## [RECORDS FOR THIS TASK]
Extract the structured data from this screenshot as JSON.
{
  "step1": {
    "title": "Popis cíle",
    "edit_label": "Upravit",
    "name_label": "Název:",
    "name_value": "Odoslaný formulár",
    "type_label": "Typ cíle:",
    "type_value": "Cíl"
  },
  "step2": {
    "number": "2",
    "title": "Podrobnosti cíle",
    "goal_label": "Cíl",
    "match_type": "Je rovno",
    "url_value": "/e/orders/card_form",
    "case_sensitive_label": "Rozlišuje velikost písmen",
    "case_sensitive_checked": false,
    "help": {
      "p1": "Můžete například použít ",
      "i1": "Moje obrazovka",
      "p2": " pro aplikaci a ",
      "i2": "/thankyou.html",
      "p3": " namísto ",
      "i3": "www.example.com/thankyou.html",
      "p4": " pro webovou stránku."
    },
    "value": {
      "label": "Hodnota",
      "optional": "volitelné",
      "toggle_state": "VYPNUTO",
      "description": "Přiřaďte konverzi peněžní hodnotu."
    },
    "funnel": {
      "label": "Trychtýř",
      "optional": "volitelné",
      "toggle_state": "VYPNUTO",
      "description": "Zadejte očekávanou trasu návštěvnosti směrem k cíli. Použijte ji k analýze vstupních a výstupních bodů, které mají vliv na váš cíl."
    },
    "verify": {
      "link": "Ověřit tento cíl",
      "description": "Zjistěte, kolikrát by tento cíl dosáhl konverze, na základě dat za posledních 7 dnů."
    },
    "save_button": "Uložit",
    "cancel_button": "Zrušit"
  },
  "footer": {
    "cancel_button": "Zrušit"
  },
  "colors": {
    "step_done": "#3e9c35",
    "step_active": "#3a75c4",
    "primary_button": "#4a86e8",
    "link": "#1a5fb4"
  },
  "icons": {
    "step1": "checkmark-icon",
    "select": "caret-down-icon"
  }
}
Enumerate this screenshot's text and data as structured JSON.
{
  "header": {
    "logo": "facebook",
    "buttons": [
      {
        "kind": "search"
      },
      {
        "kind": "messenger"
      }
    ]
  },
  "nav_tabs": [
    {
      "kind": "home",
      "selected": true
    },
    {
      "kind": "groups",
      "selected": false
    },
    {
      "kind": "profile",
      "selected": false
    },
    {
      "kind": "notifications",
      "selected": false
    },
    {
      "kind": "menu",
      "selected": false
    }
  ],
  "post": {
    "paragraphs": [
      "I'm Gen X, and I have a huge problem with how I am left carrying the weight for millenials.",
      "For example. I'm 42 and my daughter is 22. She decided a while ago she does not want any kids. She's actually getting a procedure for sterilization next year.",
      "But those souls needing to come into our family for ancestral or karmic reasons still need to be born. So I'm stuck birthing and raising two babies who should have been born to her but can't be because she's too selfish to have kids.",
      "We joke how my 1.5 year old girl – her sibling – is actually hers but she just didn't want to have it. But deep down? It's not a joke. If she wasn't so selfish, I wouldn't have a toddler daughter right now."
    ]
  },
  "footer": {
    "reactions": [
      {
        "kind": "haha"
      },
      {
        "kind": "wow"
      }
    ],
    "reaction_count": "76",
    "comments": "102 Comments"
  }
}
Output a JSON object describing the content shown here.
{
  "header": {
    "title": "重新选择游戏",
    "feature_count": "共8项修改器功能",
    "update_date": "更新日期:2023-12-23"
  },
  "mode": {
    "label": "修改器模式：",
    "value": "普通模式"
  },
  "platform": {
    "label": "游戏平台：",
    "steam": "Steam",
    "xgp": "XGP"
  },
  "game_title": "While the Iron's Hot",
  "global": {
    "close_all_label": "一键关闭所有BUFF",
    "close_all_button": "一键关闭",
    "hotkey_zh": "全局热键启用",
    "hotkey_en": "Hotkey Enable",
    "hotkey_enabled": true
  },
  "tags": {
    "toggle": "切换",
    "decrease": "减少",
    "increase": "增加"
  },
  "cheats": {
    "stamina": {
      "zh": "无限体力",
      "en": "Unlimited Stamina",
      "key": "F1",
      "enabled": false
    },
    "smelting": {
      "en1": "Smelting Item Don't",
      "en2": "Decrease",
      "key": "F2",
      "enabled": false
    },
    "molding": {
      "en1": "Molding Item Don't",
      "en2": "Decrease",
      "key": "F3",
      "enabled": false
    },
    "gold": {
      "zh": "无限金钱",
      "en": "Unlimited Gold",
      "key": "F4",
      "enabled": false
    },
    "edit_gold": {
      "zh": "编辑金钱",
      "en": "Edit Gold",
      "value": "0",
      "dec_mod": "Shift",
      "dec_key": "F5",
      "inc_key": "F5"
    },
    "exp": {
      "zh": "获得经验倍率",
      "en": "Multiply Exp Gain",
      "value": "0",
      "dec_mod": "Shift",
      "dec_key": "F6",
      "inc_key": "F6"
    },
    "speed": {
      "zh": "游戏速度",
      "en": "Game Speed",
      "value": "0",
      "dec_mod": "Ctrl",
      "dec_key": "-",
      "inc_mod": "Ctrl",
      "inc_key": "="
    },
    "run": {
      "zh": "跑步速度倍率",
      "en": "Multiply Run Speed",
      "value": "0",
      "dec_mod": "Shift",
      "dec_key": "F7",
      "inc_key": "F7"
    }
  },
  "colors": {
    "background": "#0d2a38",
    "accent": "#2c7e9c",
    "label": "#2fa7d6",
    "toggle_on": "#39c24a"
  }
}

## [WHAT THE TASK ASKS]
Copy out all lines that carry the word "kids".

## [WRITTEN RESPONSE]
      "For example. I'm 42 and my daughter is 22. She decided a while ago she does not want any kids. She's actually getting a procedure for sterilization next year.",
      "But those souls needing to come into our family for ancestral or karmic reasons still need to be born. So I'm stuck birthing and raising two babies who should have been born to her but can't be because she's too selfish to have kids.",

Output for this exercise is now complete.